Page transcription records:
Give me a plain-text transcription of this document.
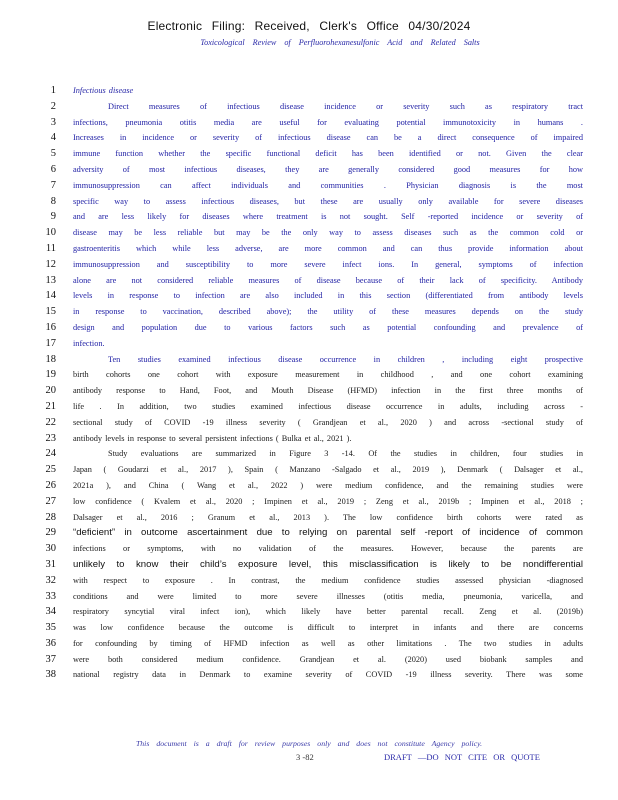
Electronic Filing: Received, Clerk's Office 04/30/2024
Toxicological Review of Perfluorohexanesulfonic Acid and Related Salts
1 Infectious disease
2	Direct measures of infectious disease incidence or severity such as respiratory tract
3 infections, pneumonia otitis media are useful for evaluating potential immunotoxicity in humans .
4 Increases in incidence or severity of infectious disease can be a direct consequence of impaired
5 immune function whether the specific functional deficit has been identified or not. Given the clear
6 adversity of most infectious diseases, they are generally considered good measures for how
7 immunosuppression can affect individuals and communities . Physician diagnosis is the most
8 specific way to assess infectious diseases, but these are usually only available for severe diseases
9 and are less likely for diseases where treatment is not sought. Self -reported incidence or severity of
10 disease may be less reliable but may be the only way to assess diseases such as the common cold or
11 gastroenteritis which while less adverse, are more common and can thus provide information about
12 immunosuppression and susceptibility to more severe infect ions. In general, symptoms of infection
13 alone are not considered reliable measures of disease because of their lack of specificity. Antibody
14 levels in response to infection are also included in this section (differentiated from antibody levels
15 in response to vaccination, described above); the utility of these measures depends on the study
16 design and population due to various factors such as potential confounding and prevalence of
17 infection.
18	Ten studies examined infectious disease occurrence in children , including eight prospective
19 birth cohorts one cohort with exposure measurement in childhood , and one cohort examining
20 antibody response to Hand, Foot, and Mouth Disease (HFMD) infection in the first three months of
21 life . In addition, two studies examined infectious disease occurrence in adults, including across -
22 sectional study of COVID -19 illness severity ( Grandjean et al., 2020 ) and across -sectional study of
23 antibody levels in response to several persistent infections ( Bulka et al., 2021 ).
24	Study evaluations are summarized in Figure 3 -14. Of the studies in children, four studies in
25 Japan ( Goudarzi et al., 2017 ), Spain ( Manzano -Salgado et al., 2019 ), Denmark ( Dalsager et al.,
26 2021a ), and China ( Wang et al., 2022 ) were medium confidence, and the remaining studies were
27 low confidence ( Kvalem et al., 2020 ; Impinen et al., 2019 ; Zeng et al., 2019b ; Impinen et al., 2018 ;
28 Dalsager et al., 2016 ; Granum et al., 2013 ). The low confidence birth cohorts were rated as
29 “deficient” in outcome ascertainment due to relying on parental self -report of incidence of common
30 infections or symptoms, with no validation of the measures. However, because the parents are
31 unlikely to know their child’s exposure level, this misclassification is likely to be nondifferential
32 with respect to exposure . In contrast, the medium confidence studies assessed physician -diagnosed
33 conditions and were limited to more severe illnesses (otitis media, pneumonia, varicella, and
34 respiratory syncytial viral infect ion), which likely have better parental recall. Zeng et al. (2019b)
35 was low confidence because the outcome is difficult to interpret in infants and there are concerns
36 for confounding by timing of HFMD infection as well as other limitations . The two studies in adults
37 were both considered medium confidence. Grandjean et al. (2020) used biobank samples and
38 national registry data in Denmark to examine severity of COVID -19 illness severity. There was some
This document is a draft for review purposes only and does not constitute Agency policy.
3 -82	DRAFT —DO NOT CITE OR QUOTE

→ What you are asked to do
Gather and copy every line of the data in which the string "Grandjean" is found.

→ Reply
22 sectional study of COVID -19 illness severity ( Grandjean et al., 2020 ) and across -sectional study of
37 were both considered medium confidence. Grandjean et al. (2020) used biobank samples and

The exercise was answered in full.